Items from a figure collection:
● ● ● ●

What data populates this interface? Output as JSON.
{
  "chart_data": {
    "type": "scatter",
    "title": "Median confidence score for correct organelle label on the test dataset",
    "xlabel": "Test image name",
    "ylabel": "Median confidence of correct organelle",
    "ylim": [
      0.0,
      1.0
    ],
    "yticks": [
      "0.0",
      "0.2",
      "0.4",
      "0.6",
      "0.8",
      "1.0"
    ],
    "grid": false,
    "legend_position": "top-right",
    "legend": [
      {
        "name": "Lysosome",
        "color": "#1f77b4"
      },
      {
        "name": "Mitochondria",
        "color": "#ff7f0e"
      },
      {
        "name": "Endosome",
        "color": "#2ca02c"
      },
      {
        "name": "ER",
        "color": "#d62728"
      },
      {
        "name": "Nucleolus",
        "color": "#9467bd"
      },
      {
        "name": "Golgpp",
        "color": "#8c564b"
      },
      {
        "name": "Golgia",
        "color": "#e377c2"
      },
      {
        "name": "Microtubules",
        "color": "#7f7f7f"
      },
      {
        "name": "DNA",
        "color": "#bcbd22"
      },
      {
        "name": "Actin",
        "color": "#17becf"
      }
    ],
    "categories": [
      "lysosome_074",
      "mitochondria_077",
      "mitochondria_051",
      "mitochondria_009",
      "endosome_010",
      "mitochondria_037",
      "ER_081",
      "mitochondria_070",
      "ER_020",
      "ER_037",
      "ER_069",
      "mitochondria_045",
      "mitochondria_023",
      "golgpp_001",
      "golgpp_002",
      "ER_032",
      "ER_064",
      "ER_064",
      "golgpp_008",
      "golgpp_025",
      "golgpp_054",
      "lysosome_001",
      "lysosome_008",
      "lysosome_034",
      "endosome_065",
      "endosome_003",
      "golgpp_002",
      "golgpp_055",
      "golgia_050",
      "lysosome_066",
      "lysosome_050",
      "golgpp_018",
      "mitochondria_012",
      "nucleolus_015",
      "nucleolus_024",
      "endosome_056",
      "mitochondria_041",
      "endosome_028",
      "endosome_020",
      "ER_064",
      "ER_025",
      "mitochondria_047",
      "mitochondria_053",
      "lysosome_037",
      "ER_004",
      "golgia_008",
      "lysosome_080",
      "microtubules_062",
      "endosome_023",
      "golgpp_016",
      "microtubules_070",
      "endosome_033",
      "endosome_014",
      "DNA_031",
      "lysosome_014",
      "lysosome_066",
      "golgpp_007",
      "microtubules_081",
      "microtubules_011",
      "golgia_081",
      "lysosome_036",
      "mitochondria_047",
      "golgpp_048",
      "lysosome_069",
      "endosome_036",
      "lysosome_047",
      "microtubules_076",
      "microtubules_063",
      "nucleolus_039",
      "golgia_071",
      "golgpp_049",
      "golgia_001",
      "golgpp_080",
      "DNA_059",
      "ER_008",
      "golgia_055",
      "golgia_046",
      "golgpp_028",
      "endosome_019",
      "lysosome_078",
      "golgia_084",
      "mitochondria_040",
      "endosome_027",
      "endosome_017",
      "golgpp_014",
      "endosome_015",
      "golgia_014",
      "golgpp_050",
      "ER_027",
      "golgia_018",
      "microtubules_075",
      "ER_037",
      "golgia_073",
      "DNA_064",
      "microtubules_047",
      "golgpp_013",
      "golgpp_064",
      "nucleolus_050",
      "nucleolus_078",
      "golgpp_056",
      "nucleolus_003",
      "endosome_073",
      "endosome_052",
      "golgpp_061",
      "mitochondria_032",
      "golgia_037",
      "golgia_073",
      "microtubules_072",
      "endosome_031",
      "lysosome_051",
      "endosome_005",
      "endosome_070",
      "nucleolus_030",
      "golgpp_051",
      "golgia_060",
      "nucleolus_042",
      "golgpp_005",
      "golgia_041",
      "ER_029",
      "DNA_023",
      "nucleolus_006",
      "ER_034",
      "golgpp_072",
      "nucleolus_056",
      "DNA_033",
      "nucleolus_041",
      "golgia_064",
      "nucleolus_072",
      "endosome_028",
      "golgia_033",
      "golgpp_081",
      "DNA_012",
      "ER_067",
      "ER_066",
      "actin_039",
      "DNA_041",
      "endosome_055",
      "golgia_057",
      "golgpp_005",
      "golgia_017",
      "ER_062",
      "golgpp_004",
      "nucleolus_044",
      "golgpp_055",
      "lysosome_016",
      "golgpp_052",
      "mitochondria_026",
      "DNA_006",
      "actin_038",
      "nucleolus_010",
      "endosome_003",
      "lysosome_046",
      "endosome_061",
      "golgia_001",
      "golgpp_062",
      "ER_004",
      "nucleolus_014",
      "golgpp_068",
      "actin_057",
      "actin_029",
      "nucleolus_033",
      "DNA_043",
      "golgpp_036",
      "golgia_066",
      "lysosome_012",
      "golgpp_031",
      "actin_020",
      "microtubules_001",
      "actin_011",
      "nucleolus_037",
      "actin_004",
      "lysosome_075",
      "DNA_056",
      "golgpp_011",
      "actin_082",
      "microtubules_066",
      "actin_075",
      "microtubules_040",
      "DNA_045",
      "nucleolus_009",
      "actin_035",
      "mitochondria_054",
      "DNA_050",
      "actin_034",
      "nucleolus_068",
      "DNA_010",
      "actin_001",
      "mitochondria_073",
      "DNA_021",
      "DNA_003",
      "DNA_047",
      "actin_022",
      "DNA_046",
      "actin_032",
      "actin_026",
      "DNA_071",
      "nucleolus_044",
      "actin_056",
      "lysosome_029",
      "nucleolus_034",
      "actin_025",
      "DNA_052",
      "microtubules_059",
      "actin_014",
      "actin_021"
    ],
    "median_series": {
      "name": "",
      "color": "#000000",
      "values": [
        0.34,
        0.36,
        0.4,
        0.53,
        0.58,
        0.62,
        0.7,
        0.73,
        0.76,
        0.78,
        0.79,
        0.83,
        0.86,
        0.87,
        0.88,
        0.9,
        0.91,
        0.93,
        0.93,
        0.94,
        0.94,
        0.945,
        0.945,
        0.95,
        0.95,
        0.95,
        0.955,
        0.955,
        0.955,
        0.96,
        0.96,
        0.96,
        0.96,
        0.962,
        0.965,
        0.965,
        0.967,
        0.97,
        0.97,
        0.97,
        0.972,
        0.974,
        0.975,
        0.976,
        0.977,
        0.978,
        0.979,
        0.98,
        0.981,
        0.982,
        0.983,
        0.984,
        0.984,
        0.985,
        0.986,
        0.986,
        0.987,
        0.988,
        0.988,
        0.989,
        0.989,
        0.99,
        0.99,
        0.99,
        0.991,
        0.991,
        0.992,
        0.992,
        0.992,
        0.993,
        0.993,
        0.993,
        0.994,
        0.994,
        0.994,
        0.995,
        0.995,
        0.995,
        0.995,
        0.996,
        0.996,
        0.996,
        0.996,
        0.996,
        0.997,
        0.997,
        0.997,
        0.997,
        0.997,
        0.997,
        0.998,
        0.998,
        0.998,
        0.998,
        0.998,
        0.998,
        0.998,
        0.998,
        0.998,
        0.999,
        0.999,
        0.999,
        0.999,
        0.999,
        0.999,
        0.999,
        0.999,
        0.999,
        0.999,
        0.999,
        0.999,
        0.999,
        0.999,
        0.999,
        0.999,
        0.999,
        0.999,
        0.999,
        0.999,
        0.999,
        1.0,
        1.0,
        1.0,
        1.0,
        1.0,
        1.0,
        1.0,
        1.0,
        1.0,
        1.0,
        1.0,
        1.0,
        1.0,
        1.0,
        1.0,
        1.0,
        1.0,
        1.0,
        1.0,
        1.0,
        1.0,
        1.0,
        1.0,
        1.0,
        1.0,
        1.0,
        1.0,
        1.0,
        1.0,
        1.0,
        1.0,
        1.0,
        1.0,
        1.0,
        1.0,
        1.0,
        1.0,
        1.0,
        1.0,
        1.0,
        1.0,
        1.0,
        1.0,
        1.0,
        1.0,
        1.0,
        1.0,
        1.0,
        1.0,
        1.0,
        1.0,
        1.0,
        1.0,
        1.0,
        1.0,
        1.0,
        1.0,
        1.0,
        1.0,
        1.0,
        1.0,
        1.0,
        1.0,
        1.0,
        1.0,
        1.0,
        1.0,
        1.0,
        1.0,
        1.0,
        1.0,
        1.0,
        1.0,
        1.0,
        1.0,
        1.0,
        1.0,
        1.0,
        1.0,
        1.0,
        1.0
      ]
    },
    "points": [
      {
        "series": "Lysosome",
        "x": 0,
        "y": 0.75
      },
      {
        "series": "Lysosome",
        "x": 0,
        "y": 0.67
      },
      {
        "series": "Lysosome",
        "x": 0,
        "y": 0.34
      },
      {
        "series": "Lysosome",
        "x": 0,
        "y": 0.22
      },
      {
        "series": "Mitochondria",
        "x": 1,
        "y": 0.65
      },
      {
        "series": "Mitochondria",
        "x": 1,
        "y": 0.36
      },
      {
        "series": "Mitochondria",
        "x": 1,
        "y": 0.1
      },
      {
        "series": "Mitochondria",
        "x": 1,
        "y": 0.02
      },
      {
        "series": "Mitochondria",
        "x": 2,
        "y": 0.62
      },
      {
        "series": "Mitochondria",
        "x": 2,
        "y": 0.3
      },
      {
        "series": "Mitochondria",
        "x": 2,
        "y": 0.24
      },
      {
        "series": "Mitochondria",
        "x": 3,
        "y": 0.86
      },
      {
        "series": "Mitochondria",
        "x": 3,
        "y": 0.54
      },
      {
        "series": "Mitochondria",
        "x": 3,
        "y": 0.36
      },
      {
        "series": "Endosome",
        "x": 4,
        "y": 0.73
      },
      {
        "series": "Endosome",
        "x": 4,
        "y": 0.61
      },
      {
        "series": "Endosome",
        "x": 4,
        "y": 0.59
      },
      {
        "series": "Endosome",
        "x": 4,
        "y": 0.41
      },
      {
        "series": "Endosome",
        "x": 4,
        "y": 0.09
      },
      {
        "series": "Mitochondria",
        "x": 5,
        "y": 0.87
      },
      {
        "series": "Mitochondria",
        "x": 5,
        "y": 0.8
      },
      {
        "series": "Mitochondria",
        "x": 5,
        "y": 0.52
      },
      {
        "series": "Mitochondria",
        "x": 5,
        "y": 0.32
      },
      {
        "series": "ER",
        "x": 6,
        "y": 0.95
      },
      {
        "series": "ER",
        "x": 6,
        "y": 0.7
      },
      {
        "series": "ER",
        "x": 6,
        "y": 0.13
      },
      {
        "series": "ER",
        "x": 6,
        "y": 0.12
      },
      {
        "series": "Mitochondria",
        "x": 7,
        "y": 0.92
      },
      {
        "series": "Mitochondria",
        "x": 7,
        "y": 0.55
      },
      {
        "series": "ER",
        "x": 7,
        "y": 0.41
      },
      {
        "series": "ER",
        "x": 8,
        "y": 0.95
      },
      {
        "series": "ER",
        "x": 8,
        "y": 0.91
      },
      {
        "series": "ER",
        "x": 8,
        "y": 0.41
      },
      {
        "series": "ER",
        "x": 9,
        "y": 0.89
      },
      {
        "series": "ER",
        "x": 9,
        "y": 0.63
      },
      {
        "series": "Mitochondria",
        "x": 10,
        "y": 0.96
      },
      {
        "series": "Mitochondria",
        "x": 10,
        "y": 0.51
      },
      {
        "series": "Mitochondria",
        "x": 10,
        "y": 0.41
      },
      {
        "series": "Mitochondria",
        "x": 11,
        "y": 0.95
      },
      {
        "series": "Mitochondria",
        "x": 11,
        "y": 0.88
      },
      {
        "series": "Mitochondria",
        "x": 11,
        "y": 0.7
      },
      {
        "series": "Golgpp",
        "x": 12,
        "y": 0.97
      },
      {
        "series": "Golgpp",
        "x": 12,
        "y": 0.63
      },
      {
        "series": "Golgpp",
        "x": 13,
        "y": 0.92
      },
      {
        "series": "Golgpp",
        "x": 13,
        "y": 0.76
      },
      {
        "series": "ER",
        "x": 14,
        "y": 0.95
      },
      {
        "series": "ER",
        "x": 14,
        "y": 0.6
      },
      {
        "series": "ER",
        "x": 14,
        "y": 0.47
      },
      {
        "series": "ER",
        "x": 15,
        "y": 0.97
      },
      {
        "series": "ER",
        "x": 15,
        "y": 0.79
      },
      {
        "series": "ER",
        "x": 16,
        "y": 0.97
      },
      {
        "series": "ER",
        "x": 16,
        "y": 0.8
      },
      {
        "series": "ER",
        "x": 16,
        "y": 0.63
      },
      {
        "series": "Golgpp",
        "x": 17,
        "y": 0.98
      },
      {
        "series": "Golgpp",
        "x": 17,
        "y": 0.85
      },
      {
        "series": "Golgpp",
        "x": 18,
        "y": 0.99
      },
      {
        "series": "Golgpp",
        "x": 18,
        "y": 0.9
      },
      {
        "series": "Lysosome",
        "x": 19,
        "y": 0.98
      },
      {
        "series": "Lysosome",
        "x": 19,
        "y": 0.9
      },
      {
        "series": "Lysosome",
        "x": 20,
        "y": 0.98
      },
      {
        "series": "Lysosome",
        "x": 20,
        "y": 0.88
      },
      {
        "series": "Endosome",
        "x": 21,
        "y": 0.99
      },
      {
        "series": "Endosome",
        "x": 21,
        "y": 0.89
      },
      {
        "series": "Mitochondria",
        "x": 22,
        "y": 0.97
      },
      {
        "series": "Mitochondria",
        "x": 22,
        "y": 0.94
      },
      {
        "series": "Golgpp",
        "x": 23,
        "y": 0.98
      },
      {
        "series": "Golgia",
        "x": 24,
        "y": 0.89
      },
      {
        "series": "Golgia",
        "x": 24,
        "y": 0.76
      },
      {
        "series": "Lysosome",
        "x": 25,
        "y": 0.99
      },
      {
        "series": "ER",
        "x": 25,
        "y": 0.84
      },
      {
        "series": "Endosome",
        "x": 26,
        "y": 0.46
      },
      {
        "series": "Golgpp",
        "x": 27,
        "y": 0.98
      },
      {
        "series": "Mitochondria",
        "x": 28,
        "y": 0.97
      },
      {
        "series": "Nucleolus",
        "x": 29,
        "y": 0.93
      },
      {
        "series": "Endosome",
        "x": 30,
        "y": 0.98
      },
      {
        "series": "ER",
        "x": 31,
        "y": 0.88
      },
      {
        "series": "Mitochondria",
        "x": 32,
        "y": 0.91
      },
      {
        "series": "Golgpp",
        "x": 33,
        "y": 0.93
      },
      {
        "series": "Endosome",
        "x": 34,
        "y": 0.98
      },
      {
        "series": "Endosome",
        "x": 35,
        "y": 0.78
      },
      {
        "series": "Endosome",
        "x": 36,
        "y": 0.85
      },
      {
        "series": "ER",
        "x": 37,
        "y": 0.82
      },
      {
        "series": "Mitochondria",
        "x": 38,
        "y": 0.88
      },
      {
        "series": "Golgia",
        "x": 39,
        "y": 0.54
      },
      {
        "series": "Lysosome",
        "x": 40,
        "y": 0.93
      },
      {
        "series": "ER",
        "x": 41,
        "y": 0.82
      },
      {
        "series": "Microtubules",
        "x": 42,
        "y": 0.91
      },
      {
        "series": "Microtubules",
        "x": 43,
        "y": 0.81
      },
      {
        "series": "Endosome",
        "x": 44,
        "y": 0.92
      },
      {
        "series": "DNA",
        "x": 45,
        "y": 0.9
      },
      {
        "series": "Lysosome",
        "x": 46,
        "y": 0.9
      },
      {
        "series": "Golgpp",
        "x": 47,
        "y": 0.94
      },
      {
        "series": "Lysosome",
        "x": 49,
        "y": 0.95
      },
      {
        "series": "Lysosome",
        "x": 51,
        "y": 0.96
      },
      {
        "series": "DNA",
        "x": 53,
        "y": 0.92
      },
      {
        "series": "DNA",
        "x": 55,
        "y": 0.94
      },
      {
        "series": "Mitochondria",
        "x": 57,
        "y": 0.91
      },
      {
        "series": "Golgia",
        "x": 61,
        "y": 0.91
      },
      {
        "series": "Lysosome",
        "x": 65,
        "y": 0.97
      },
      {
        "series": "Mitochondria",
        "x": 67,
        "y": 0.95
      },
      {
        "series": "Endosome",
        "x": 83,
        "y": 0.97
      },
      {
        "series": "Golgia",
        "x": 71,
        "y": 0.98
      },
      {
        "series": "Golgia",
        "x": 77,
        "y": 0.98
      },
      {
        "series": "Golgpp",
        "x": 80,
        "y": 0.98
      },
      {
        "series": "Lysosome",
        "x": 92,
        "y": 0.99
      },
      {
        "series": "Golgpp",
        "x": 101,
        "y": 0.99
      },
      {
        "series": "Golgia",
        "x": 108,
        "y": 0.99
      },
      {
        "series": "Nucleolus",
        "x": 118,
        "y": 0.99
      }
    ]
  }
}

● ● ● ●

= CHALLENGE =
The word "confidence" appears in how many lines of the records? Give the number only.

= EXERCISE OUTPUT =
2